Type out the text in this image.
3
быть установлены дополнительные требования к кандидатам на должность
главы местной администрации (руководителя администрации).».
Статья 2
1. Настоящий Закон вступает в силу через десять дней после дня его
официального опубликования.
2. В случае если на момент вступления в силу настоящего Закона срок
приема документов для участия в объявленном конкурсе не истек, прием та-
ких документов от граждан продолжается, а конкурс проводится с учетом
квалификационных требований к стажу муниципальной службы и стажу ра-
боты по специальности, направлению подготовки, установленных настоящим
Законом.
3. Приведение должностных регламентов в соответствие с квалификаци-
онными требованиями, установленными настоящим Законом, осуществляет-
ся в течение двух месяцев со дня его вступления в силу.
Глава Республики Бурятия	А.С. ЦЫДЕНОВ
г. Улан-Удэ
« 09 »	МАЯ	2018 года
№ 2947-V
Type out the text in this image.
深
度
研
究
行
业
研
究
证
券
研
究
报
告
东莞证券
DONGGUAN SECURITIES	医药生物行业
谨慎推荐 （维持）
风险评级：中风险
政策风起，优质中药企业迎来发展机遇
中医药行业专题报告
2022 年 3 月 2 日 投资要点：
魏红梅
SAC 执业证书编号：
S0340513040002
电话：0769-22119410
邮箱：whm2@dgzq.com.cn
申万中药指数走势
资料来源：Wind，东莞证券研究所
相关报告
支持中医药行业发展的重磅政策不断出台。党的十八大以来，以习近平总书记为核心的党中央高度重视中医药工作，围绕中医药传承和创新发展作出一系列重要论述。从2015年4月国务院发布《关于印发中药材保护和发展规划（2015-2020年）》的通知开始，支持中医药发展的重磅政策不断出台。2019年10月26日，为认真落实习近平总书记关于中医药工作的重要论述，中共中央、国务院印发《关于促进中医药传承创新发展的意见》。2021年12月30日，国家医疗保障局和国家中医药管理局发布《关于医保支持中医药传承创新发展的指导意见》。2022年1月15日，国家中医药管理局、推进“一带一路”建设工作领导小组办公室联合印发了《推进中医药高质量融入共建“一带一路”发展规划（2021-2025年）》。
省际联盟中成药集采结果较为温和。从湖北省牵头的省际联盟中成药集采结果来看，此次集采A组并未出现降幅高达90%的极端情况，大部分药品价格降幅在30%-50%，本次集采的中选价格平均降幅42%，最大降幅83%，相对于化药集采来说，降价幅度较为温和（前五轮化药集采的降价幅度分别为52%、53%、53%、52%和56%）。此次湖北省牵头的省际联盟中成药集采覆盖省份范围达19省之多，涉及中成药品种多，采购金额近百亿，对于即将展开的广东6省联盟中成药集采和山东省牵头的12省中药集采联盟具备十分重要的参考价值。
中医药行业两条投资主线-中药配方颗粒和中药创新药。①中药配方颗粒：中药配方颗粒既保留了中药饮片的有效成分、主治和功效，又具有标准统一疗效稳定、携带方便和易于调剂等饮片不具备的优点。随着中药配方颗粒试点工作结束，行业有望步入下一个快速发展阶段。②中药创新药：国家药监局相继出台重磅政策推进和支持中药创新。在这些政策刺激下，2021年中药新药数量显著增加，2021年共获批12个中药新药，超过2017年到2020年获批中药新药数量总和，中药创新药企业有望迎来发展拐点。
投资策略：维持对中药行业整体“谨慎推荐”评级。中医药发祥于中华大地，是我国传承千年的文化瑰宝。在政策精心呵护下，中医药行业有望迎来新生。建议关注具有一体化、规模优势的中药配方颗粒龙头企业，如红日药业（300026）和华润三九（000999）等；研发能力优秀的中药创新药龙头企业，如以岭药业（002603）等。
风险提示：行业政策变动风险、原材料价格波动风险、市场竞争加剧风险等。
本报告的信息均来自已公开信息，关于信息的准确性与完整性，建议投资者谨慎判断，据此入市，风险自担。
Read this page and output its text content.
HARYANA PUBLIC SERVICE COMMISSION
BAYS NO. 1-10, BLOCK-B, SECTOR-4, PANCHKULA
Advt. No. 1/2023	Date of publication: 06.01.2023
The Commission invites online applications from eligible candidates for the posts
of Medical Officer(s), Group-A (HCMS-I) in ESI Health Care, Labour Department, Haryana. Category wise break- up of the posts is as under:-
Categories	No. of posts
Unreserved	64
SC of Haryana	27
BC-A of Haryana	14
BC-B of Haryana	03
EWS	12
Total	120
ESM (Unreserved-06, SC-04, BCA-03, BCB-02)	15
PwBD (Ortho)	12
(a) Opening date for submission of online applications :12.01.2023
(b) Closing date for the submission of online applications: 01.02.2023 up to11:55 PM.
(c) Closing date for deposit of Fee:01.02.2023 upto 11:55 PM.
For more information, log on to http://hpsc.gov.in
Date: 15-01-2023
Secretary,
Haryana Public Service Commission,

» **Task**
Return all the data exactly as given.

» **Solution to the problem**
Type out the text in this image.
3
быть установлены дополнительные требования к кандидатам на должность
главы местной администрации (руководителя администрации).».
Статья 2
1. Настоящий Закон вступает в силу через десять дней после дня его
официального опубликования.
2. В случае если на момент вступления в силу настоящего Закона срок
приема документов для участия в объявленном конкурсе не истек, прием та-
ких документов от граждан продолжается, а конкурс проводится с учетом
квалификационных требований к стажу муниципальной службы и стажу ра-
боты по специальности, направлению подготовки, установленных настоящим
Законом.
3. Приведение должностных регламентов в соответствие с квалификаци-
онными требованиями, установленными настоящим Законом, осуществляет-
ся в течение двух месяцев со дня его вступления в силу.
Глава Республики Бурятия	А.С. ЦЫДЕНОВ
г. Улан-Удэ
« 09 »	МАЯ	2018 года
№ 2947-V
Type out the text in this image.
深
度
研
究
行
业
研
究
证
券
研
究
报
告
东莞证券
DONGGUAN SECURITIES	医药生物行业
谨慎推荐 （维持）
风险评级：中风险
政策风起，优质中药企业迎来发展机遇
中医药行业专题报告
2022 年 3 月 2 日 投资要点：
魏红梅
SAC 执业证书编号：
S0340513040002
电话：0769-22119410
邮箱：whm2@dgzq.com.cn
申万中药指数走势
资料来源：Wind，东莞证券研究所
相关报告
支持中医药行业发展的重磅政策不断出台。党的十八大以来，以习近平总书记为核心的党中央高度重视中医药工作，围绕中医药传承和创新发展作出一系列重要论述。从2015年4月国务院发布《关于印发中药材保护和发展规划（2015-2020年）》的通知开始，支持中医药发展的重磅政策不断出台。2019年10月26日，为认真落实习近平总书记关于中医药工作的重要论述，中共中央、国务院印发《关于促进中医药传承创新发展的意见》。2021年12月30日，国家医疗保障局和国家中医药管理局发布《关于医保支持中医药传承创新发展的指导意见》。2022年1月15日，国家中医药管理局、推进“一带一路”建设工作领导小组办公室联合印发了《推进中医药高质量融入共建“一带一路”发展规划（2021-2025年）》。
省际联盟中成药集采结果较为温和。从湖北省牵头的省际联盟中成药集采结果来看，此次集采A组并未出现降幅高达90%的极端情况，大部分药品价格降幅在30%-50%，本次集采的中选价格平均降幅42%，最大降幅83%，相对于化药集采来说，降价幅度较为温和（前五轮化药集采的降价幅度分别为52%、53%、53%、52%和56%）。此次湖北省牵头的省际联盟中成药集采覆盖省份范围达19省之多，涉及中成药品种多，采购金额近百亿，对于即将展开的广东6省联盟中成药集采和山东省牵头的12省中药集采联盟具备十分重要的参考价值。
中医药行业两条投资主线-中药配方颗粒和中药创新药。①中药配方颗粒：中药配方颗粒既保留了中药饮片的有效成分、主治和功效，又具有标准统一疗效稳定、携带方便和易于调剂等饮片不具备的优点。随着中药配方颗粒试点工作结束，行业有望步入下一个快速发展阶段。②中药创新药：国家药监局相继出台重磅政策推进和支持中药创新。在这些政策刺激下，2021年中药新药数量显著增加，2021年共获批12个中药新药，超过2017年到2020年获批中药新药数量总和，中药创新药企业有望迎来发展拐点。
投资策略：维持对中药行业整体“谨慎推荐”评级。中医药发祥于中华大地，是我国传承千年的文化瑰宝。在政策精心呵护下，中医药行业有望迎来新生。建议关注具有一体化、规模优势的中药配方颗粒龙头企业，如红日药业（300026）和华润三九（000999）等；研发能力优秀的中药创新药龙头企业，如以岭药业（002603）等。
风险提示：行业政策变动风险、原材料价格波动风险、市场竞争加剧风险等。
本报告的信息均来自已公开信息，关于信息的准确性与完整性，建议投资者谨慎判断，据此入市，风险自担。
Read this page and output its text content.
HARYANA PUBLIC SERVICE COMMISSION
BAYS NO. 1-10, BLOCK-B, SECTOR-4, PANCHKULA
Advt. No. 1/2023	Date of publication: 06.01.2023
The Commission invites online applications from eligible candidates for the posts
of Medical Officer(s), Group-A (HCMS-I) in ESI Health Care, Labour Department, Haryana. Category wise break- up of the posts is as under:-
Categories	No. of posts
Unreserved	64
SC of Haryana	27
BC-A of Haryana	14
BC-B of Haryana	03
EWS	12
Total	120
ESM (Unreserved-06, SC-04, BCA-03, BCB-02)	15
PwBD (Ortho)	12
(a) Opening date for submission of online applications :12.01.2023
(b) Closing date for the submission of online applications: 01.02.2023 up to11:55 PM.
(c) Closing date for deposit of Fee:01.02.2023 upto 11:55 PM.
For more information, log on to http://hpsc.gov.in
Date: 15-01-2023
Secretary,
Haryana Public Service Commission,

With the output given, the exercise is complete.